[Some records]
◆ ◆ ◆ ◆

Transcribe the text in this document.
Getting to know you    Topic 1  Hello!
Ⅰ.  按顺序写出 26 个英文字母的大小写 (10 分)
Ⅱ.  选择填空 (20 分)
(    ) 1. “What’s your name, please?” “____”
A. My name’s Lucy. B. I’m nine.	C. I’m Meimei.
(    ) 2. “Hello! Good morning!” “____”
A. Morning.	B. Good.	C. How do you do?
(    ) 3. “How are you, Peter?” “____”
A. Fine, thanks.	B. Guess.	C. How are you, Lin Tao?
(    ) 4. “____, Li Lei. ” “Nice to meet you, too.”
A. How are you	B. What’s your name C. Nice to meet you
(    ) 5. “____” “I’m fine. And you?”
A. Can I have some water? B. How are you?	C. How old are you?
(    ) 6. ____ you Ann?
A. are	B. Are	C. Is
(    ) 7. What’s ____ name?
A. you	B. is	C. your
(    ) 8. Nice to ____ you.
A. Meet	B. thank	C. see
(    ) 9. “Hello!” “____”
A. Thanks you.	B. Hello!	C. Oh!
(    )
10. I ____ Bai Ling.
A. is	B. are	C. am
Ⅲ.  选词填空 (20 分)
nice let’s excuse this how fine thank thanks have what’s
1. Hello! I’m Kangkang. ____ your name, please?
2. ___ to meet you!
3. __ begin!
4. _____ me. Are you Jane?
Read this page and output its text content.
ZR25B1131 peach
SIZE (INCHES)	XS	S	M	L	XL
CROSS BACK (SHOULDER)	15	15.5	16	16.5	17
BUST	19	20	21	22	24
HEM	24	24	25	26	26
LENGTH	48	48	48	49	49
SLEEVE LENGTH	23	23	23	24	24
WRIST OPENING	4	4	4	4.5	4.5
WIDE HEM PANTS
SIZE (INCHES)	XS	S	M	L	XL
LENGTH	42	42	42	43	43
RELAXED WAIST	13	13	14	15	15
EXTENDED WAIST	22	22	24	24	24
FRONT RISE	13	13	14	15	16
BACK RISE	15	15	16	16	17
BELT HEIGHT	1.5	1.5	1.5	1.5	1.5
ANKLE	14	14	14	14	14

◆ ◆ ◆ ◆

◆ Task to complete ◆
Return, from the data, each line that has the word "this" in it.

◆ Written answer ◆
Transcribe the text in this document.
nice let’s excuse this how fine thank thanks have what’s
Read this page and output its text content.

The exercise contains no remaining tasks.